Dataset entries:
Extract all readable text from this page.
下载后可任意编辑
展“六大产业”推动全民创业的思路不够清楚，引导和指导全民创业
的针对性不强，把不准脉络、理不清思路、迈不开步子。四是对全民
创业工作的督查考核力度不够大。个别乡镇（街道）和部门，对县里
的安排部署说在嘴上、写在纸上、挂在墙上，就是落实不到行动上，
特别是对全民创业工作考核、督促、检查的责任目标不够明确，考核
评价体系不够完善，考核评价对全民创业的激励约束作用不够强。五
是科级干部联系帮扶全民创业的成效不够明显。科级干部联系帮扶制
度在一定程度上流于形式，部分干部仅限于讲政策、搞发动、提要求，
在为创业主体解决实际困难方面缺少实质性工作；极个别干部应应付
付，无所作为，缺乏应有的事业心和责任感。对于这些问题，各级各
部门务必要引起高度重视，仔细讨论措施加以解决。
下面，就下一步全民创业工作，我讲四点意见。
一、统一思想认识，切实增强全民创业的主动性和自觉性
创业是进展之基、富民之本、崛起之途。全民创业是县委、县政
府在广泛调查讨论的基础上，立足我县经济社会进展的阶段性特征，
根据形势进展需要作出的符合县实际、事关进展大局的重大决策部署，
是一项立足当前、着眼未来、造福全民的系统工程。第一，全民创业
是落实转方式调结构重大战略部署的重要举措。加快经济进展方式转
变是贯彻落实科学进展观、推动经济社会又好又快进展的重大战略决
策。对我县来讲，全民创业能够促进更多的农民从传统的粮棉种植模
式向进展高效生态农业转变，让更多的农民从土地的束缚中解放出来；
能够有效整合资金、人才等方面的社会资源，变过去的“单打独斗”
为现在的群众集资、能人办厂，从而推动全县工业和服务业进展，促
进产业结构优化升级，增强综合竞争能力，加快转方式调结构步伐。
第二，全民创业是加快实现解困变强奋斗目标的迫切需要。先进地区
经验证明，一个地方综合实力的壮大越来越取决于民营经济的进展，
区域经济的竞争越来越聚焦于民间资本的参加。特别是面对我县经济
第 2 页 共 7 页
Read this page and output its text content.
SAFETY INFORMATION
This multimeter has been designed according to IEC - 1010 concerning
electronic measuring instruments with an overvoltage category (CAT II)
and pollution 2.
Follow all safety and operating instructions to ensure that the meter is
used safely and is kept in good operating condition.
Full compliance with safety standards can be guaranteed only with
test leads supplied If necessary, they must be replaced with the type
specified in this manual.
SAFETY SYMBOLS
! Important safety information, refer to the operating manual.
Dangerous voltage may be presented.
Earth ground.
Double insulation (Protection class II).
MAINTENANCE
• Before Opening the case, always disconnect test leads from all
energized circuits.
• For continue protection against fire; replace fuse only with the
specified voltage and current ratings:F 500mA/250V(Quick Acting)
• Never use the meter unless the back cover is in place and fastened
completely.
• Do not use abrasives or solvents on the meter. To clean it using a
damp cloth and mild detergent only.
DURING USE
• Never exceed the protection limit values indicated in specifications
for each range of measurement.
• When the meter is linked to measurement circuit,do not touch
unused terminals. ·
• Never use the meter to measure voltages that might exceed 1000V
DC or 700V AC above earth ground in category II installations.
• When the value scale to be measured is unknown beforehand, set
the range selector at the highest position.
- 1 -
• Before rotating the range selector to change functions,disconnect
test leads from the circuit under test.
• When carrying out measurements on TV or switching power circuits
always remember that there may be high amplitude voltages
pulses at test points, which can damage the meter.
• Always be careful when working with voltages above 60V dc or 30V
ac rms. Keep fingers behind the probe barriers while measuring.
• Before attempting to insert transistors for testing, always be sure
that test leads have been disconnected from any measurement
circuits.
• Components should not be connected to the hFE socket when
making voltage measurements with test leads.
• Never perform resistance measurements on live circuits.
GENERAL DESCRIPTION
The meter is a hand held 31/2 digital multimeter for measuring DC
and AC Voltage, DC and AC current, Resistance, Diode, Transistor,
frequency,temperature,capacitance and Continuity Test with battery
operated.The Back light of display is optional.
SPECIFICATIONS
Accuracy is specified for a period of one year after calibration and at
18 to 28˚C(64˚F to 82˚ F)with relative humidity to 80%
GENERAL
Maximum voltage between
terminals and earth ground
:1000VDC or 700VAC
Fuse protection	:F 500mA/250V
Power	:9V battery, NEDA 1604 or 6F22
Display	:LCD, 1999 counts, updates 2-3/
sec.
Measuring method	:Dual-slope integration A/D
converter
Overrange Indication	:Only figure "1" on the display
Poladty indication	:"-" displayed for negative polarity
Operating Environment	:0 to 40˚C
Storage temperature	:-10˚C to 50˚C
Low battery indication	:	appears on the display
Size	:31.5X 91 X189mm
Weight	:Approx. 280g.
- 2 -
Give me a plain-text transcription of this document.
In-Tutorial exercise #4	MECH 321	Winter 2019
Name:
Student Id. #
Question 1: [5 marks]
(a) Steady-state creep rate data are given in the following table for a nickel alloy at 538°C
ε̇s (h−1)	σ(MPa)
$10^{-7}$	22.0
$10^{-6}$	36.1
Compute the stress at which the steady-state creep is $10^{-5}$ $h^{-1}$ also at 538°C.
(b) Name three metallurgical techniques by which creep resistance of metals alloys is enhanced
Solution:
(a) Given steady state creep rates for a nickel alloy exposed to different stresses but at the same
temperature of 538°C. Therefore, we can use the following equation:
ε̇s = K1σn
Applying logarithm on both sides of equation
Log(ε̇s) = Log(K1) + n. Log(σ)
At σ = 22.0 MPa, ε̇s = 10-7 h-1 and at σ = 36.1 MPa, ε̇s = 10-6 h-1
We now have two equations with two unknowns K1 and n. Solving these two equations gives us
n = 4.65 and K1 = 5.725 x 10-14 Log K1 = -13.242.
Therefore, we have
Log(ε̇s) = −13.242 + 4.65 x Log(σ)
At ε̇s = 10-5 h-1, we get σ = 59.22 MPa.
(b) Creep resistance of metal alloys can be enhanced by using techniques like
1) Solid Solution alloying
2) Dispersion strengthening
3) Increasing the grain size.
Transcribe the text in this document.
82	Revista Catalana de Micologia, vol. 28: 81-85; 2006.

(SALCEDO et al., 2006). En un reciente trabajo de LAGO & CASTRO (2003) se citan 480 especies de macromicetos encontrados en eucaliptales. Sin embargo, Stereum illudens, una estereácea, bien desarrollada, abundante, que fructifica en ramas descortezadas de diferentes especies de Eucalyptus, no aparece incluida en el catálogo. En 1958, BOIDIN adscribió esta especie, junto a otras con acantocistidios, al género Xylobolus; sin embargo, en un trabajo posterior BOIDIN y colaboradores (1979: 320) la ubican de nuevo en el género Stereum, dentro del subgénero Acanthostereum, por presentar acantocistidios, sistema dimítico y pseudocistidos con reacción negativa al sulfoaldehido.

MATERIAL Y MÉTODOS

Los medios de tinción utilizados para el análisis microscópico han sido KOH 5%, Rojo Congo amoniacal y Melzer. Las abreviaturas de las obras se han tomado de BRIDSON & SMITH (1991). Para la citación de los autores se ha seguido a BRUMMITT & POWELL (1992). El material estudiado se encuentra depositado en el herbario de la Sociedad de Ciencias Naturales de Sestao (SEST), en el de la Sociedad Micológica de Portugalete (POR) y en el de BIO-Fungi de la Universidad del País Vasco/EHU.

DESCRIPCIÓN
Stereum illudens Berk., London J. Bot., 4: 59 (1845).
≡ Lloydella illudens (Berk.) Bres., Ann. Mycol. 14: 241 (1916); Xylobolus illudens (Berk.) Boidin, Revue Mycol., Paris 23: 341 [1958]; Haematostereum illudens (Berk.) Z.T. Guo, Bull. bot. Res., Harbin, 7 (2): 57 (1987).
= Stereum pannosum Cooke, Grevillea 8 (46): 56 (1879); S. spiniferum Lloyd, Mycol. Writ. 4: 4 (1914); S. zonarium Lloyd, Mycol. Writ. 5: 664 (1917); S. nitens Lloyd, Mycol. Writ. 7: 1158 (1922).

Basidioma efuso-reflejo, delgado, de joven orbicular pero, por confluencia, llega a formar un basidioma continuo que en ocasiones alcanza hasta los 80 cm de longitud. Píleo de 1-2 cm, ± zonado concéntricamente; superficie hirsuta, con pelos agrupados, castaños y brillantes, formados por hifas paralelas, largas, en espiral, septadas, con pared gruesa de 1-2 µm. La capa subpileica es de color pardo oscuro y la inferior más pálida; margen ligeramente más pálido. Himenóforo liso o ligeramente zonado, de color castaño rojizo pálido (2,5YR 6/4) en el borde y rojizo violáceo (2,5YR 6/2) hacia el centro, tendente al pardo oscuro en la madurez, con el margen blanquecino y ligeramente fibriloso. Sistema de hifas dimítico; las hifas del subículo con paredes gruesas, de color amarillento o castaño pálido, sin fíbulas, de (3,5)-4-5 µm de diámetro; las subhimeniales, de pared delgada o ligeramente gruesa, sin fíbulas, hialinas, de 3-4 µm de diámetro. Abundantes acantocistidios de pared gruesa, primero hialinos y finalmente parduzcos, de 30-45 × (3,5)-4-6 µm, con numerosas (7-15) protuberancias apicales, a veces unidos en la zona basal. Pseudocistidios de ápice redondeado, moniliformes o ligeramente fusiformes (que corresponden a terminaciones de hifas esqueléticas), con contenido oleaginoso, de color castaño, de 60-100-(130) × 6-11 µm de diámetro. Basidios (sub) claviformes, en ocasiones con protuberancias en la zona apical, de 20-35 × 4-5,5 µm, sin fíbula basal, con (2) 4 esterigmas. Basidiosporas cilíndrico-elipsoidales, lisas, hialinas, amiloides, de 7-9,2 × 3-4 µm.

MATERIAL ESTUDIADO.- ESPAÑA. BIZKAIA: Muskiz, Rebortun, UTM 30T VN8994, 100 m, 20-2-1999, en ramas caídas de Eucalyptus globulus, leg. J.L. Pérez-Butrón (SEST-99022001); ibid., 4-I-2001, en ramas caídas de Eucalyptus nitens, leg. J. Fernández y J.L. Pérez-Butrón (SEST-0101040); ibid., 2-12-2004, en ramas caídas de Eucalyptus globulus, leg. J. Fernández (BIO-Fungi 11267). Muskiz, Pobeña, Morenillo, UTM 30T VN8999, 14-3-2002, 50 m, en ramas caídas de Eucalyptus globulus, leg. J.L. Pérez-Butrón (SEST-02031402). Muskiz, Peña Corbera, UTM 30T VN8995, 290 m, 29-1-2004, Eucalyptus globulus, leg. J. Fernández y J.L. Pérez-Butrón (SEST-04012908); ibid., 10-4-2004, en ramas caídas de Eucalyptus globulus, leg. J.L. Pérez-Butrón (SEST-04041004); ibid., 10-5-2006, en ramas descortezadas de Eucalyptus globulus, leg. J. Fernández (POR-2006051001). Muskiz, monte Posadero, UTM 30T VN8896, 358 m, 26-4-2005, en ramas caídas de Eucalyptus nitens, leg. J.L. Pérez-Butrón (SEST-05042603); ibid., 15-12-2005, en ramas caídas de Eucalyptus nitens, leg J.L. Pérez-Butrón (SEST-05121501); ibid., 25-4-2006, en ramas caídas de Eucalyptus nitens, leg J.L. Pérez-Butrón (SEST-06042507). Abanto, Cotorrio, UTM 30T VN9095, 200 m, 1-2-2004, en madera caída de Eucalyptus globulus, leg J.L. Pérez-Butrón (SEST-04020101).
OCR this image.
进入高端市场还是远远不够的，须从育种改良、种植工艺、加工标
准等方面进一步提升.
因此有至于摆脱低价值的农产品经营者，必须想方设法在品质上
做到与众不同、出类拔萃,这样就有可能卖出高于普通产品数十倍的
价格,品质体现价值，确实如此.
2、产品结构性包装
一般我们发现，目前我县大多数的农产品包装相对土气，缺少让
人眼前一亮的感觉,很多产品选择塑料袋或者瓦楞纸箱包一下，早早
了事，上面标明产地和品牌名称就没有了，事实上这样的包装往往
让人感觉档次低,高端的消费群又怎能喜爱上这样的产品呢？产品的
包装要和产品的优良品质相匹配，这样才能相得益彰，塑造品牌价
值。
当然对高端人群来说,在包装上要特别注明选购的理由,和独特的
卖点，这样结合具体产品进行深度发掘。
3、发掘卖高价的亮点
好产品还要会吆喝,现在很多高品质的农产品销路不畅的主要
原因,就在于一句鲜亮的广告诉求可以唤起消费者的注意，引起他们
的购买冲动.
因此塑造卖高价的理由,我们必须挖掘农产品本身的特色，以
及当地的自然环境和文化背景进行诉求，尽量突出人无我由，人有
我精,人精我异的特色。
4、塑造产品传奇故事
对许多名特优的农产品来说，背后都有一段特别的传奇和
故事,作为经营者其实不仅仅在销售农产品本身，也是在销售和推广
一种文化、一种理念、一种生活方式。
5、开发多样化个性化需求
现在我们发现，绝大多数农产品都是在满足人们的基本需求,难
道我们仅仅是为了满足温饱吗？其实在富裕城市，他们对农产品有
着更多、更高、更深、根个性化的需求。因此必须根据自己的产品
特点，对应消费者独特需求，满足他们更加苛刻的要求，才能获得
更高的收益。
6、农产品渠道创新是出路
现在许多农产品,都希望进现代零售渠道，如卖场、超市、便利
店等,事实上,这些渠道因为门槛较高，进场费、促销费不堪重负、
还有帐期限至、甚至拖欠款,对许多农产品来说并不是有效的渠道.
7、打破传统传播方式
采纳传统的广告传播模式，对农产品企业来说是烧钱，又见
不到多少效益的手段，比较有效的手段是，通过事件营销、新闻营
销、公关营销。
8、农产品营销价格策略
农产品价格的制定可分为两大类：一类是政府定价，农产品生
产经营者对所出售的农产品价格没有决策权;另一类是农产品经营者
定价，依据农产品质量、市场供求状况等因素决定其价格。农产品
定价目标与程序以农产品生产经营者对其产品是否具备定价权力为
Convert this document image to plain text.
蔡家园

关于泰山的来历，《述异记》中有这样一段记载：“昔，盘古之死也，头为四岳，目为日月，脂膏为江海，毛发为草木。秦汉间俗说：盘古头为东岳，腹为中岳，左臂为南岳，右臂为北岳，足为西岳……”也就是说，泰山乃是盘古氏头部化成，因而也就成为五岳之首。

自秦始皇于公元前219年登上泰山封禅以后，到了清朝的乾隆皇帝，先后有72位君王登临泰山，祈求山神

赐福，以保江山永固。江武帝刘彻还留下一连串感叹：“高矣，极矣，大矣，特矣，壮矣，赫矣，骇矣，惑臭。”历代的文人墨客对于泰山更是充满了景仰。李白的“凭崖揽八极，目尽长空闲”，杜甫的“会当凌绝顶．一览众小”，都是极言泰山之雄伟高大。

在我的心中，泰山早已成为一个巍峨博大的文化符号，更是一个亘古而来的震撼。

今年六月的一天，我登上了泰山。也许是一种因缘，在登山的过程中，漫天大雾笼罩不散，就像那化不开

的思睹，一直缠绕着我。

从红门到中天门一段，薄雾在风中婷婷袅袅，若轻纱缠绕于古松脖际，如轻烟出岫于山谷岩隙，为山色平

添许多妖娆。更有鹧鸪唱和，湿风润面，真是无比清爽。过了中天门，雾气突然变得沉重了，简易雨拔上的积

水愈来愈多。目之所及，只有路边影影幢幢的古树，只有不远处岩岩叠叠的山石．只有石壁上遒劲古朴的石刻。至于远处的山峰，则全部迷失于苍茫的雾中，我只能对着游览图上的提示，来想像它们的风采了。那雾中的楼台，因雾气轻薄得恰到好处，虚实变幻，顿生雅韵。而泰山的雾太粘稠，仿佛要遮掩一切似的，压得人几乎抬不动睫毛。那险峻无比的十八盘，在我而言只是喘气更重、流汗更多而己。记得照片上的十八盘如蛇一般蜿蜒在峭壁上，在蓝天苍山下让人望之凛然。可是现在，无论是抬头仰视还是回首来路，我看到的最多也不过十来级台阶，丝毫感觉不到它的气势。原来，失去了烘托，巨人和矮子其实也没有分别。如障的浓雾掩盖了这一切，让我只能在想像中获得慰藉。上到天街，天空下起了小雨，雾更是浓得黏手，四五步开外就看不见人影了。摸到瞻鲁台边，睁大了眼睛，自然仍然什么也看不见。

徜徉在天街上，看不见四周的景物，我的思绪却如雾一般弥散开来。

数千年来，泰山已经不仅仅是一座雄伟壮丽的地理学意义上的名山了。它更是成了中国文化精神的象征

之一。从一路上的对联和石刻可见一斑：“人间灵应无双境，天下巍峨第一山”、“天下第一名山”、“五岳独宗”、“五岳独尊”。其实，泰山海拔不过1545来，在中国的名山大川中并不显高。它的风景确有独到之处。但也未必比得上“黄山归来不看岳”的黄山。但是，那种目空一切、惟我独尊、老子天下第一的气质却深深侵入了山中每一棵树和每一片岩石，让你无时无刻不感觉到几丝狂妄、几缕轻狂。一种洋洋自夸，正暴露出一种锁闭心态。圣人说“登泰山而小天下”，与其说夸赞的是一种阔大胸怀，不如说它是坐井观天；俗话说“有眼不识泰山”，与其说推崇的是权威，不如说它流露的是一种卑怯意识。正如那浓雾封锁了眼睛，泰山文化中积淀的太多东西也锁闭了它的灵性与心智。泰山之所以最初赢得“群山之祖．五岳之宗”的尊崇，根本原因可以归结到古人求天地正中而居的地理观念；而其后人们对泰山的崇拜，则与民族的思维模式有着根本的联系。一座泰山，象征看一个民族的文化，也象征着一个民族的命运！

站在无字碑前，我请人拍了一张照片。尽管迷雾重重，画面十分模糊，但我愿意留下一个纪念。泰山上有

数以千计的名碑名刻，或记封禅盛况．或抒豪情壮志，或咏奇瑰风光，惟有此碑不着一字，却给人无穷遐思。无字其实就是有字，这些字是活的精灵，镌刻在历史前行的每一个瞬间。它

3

What you are asked to do
Find every line in the listing that holds the string "current", then say how many there are as a bare number.

Solution
2